*** Raw data ***
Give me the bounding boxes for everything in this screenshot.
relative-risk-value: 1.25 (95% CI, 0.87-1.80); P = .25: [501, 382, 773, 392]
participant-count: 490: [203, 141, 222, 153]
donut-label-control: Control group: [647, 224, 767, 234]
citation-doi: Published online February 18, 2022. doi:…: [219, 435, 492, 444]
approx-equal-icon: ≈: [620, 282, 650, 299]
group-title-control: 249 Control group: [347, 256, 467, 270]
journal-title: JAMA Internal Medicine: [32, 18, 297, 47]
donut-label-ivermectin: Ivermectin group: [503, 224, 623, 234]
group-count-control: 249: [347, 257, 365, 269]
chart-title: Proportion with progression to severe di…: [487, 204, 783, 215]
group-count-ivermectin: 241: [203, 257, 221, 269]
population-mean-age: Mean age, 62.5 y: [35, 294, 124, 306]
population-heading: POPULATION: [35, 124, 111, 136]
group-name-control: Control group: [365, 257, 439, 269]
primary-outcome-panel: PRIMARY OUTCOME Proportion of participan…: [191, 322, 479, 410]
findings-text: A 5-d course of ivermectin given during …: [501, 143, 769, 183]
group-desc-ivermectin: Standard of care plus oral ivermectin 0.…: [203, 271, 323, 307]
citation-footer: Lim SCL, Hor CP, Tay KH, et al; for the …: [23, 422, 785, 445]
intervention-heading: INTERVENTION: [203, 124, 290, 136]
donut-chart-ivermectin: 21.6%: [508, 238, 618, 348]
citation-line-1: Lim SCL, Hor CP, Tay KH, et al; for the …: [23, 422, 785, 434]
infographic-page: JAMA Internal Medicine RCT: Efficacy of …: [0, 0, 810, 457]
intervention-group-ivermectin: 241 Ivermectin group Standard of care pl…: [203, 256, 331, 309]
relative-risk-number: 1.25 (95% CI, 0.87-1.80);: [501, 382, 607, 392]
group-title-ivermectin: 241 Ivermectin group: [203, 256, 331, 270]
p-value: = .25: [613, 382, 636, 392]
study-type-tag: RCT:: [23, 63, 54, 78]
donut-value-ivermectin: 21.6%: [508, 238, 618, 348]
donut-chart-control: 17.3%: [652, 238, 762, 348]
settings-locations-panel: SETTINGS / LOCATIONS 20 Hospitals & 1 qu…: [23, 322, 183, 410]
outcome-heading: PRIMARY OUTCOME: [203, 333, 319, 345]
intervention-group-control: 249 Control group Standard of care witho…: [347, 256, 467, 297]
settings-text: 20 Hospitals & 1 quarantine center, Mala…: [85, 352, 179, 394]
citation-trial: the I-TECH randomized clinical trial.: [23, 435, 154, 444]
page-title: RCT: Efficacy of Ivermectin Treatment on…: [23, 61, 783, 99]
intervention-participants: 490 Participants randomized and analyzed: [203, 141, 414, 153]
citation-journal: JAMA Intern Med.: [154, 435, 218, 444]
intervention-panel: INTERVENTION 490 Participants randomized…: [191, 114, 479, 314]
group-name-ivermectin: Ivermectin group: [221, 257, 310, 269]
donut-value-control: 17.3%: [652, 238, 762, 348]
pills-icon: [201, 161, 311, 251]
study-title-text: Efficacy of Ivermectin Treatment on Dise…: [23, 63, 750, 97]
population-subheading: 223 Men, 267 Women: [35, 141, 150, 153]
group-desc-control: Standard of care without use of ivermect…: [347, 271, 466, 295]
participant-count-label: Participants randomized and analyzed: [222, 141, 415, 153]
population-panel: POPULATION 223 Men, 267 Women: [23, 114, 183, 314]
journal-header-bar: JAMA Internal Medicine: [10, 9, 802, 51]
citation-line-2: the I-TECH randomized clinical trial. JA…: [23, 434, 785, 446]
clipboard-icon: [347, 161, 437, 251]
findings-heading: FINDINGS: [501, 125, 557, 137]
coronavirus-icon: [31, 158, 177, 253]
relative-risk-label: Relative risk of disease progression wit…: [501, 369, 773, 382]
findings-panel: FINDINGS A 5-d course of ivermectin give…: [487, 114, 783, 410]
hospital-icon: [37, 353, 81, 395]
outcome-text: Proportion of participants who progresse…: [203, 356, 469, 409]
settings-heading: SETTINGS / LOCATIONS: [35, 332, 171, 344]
*** End of Raw data ***
[Assignment]
Lines above containing "journal": give their number only.

[Output of the exercise]
3